--- start ---

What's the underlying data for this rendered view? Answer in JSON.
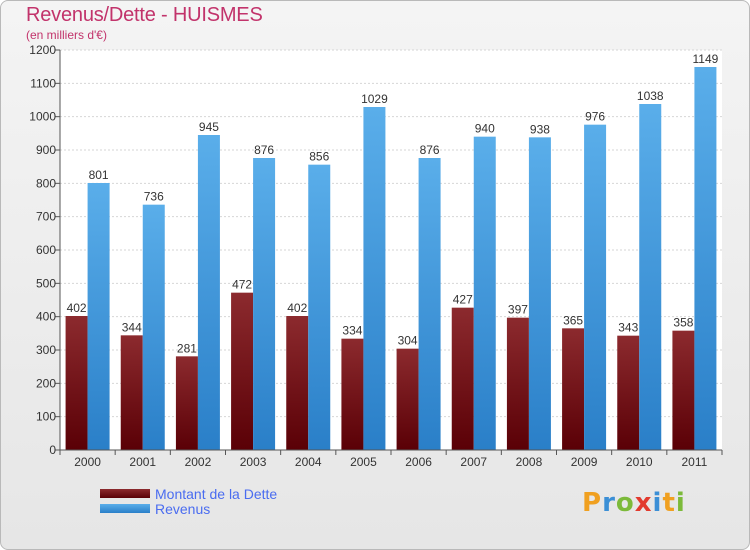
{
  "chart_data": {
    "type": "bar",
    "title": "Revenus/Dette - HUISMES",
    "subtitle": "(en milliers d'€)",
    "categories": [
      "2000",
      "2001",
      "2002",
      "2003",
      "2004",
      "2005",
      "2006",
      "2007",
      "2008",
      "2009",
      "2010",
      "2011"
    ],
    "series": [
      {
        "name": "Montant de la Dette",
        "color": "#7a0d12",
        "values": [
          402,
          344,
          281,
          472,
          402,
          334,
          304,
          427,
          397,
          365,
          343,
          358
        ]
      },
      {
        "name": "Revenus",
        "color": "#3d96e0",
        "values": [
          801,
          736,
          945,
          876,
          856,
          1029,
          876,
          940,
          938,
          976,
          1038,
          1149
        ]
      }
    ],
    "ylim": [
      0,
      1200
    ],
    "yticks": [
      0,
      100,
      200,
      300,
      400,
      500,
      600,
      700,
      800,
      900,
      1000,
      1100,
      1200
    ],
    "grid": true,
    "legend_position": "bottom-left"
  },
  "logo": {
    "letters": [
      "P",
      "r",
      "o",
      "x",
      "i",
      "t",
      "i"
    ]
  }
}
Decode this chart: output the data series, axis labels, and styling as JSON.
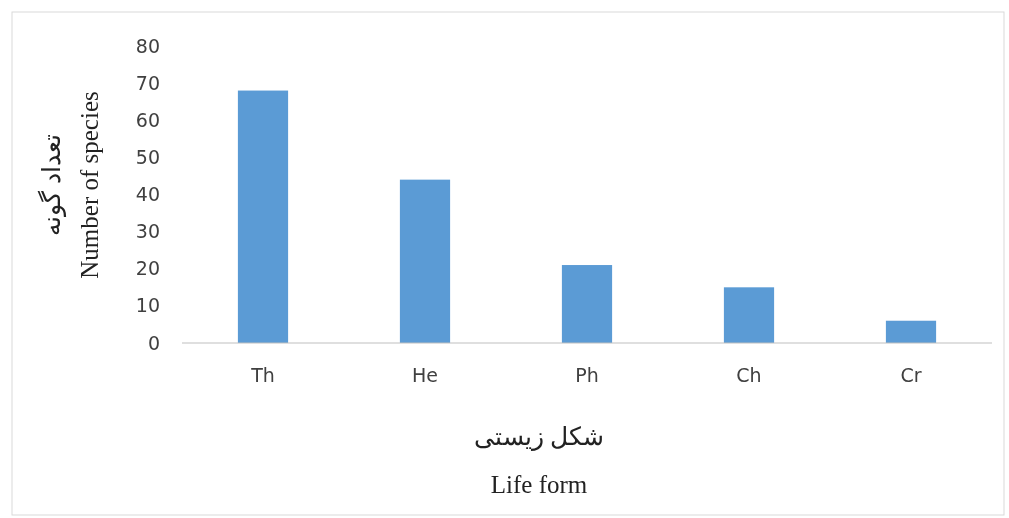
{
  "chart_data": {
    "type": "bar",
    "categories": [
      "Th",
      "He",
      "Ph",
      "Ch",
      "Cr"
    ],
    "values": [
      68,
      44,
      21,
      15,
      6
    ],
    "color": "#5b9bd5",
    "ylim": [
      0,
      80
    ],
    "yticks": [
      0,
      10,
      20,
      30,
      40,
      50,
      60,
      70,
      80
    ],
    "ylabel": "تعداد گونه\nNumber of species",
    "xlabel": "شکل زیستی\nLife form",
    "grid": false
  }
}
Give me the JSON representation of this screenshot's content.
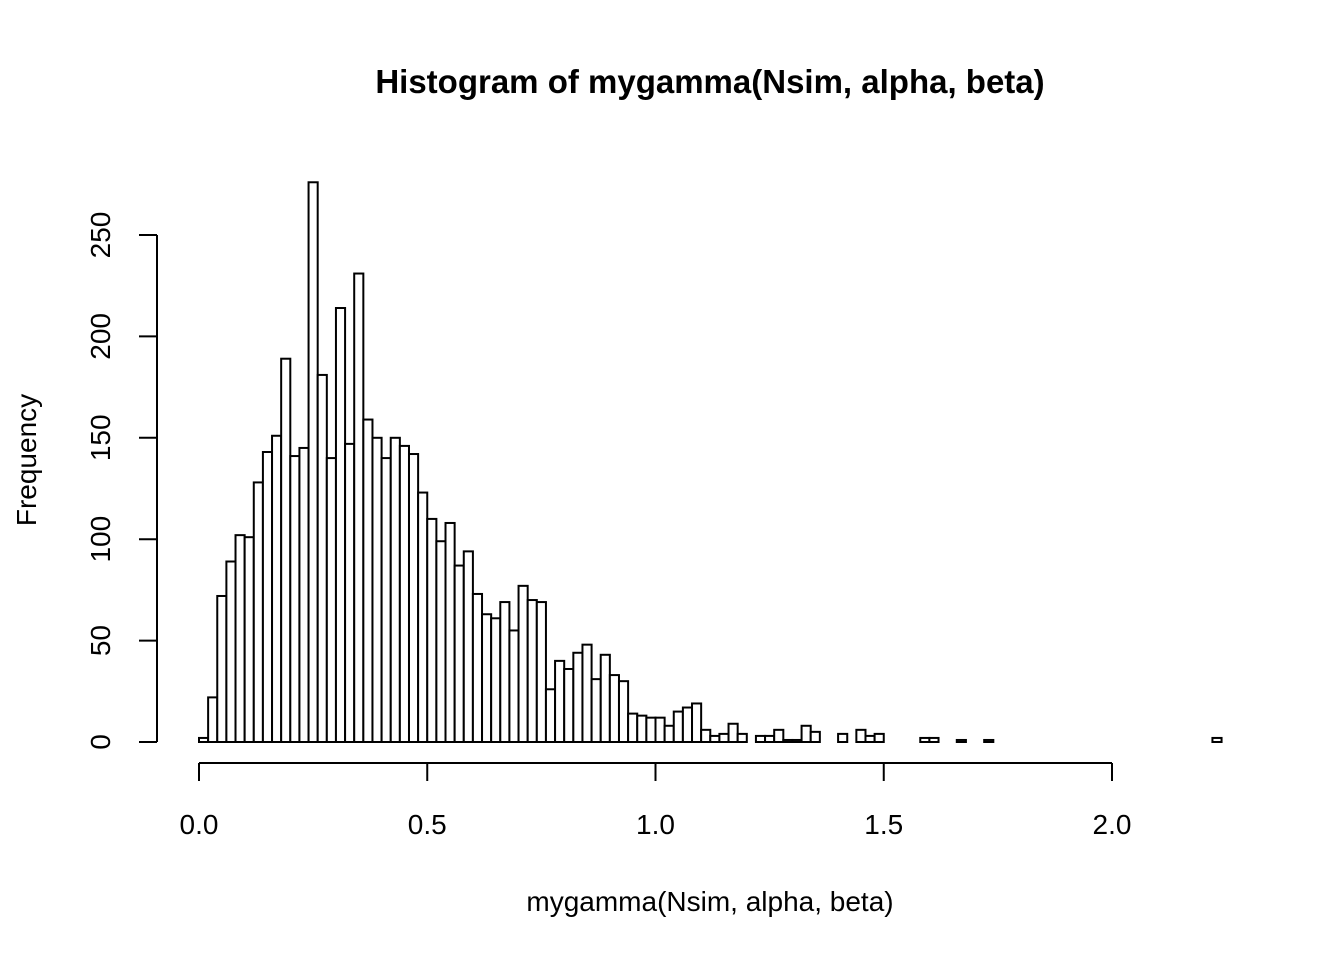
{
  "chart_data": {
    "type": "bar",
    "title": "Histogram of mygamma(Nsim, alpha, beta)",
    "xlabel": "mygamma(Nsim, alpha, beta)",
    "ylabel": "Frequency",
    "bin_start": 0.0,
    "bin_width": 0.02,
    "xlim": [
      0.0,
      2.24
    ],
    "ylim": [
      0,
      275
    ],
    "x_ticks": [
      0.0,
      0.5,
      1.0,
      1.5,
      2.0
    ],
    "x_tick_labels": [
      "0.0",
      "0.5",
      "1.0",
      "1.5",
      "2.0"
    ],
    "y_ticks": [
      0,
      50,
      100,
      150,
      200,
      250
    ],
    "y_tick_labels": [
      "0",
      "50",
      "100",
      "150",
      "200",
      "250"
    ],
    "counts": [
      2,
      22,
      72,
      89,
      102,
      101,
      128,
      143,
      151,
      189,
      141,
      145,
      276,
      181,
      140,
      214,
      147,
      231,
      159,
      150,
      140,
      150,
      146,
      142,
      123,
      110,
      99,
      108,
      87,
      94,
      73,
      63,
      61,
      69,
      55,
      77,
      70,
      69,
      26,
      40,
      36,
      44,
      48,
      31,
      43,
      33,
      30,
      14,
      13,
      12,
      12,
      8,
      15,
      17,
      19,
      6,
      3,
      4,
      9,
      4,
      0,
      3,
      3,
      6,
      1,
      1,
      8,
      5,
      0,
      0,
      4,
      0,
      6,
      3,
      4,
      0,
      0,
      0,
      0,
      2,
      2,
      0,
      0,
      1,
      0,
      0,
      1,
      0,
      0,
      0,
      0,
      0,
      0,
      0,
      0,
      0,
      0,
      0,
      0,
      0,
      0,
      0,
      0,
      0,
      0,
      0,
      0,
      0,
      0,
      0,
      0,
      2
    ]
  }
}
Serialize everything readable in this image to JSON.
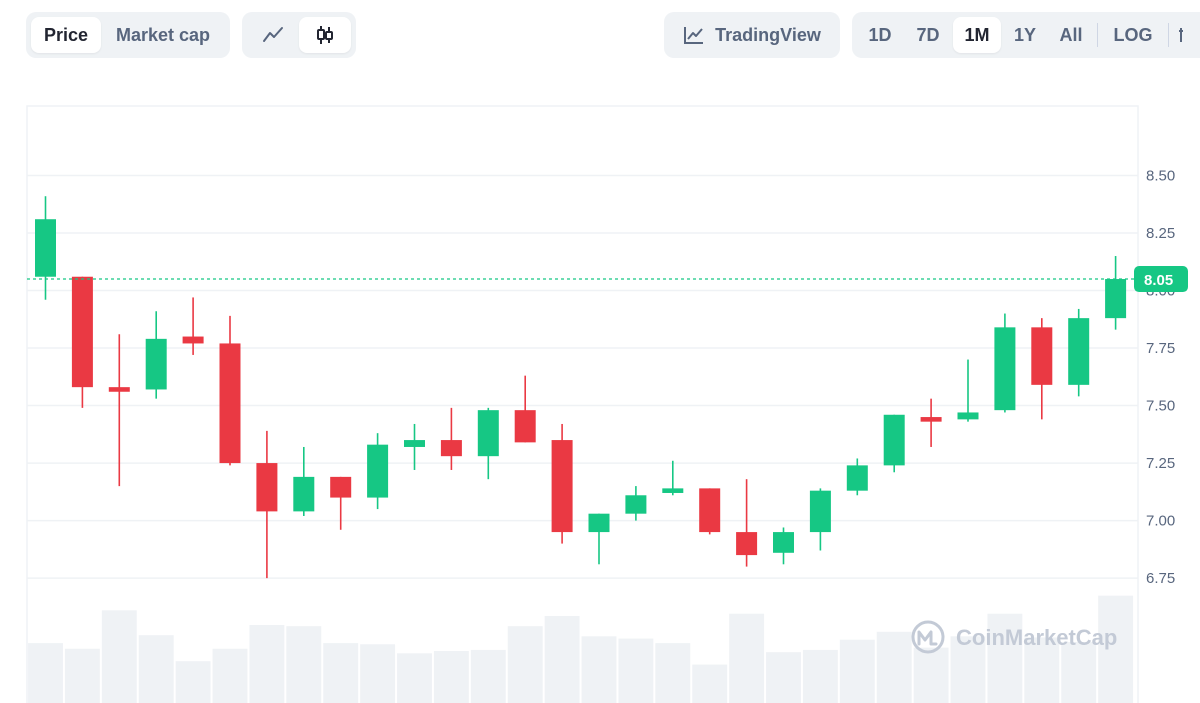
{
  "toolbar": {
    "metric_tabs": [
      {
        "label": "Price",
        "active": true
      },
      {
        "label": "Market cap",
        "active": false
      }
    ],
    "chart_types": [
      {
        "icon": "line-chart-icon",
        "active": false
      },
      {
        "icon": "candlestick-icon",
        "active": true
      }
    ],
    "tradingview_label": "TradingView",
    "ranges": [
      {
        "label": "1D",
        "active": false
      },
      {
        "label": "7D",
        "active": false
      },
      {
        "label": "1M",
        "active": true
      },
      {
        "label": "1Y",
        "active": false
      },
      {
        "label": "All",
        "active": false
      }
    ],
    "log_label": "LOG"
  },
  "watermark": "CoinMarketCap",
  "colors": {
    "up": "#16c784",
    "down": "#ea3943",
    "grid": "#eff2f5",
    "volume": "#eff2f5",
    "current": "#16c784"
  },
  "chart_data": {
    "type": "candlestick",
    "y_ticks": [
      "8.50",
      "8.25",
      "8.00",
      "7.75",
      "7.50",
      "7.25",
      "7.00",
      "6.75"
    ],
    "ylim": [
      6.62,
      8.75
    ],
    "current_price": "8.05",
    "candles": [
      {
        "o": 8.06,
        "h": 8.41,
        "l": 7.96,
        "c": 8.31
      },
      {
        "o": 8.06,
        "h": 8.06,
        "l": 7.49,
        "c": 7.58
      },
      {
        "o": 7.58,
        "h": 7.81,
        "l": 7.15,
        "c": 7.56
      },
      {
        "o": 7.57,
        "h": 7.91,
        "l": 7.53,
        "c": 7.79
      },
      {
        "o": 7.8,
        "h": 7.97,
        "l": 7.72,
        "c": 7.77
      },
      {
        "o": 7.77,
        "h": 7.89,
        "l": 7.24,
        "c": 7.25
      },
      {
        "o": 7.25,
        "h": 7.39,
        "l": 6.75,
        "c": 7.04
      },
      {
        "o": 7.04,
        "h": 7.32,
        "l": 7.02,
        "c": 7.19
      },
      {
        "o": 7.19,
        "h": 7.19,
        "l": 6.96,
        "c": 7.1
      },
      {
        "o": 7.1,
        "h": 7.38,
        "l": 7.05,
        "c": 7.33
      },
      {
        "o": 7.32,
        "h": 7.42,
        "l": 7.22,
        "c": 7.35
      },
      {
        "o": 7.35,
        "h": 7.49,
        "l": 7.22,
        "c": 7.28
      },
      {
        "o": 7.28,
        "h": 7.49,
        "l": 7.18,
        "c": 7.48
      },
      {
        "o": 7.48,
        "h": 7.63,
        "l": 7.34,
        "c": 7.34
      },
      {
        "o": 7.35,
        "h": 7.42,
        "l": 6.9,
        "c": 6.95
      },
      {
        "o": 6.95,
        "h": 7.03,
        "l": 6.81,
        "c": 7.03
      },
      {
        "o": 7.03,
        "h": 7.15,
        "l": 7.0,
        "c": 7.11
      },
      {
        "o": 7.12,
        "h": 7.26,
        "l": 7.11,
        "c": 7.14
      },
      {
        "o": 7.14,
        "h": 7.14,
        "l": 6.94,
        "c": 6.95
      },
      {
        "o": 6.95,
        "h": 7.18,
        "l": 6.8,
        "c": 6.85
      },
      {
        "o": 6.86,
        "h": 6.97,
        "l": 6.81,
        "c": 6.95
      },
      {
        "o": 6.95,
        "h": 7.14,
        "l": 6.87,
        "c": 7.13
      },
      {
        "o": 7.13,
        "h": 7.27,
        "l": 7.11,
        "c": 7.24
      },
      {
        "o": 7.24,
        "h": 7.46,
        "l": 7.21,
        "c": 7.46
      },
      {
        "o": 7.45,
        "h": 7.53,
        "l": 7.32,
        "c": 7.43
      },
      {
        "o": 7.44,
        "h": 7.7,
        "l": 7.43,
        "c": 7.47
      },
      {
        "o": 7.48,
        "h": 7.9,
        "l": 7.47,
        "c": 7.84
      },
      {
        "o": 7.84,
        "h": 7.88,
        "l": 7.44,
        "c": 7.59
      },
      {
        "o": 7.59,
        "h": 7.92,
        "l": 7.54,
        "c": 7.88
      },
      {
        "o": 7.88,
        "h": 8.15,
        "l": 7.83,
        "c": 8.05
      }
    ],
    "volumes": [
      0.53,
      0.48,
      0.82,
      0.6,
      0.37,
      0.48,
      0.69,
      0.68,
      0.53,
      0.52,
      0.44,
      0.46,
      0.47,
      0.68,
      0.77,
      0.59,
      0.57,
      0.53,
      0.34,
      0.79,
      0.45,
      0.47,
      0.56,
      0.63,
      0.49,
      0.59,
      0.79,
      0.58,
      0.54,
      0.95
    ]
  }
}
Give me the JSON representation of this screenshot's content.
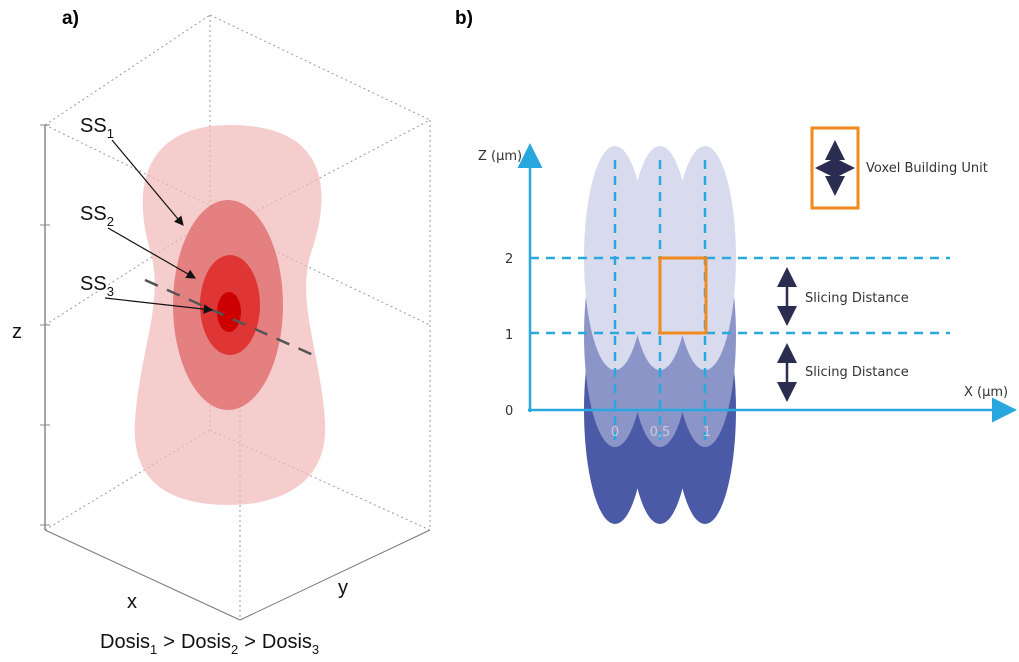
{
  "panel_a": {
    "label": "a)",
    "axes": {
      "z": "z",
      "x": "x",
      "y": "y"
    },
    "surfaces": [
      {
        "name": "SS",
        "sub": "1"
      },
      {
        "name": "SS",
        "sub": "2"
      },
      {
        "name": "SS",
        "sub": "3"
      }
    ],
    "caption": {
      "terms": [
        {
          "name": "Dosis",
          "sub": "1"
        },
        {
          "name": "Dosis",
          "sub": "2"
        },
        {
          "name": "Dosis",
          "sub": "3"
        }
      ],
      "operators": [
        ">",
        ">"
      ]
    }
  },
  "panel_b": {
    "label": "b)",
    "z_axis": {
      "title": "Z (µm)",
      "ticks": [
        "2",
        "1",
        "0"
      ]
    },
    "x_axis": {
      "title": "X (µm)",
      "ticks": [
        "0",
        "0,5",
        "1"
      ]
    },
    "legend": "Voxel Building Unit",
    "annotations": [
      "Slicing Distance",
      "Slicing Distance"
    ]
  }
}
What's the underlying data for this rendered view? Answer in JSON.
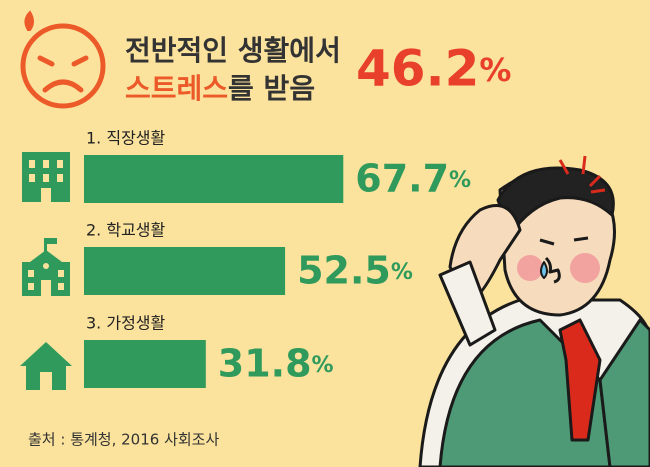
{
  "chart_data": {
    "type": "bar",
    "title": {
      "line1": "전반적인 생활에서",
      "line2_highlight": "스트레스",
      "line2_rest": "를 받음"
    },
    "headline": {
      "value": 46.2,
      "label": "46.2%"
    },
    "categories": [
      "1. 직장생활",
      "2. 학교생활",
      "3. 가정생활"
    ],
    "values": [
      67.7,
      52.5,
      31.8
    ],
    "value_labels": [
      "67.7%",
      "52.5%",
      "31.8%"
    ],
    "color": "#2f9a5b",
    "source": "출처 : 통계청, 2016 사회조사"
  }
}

--- end ---

[Problem description]: Each line in the listing above that contains "ylabel" should be copied.

[Full output]:
    "ylabel": "تعداد گونه\nNumber of species",
    "ylabel": "Frequency",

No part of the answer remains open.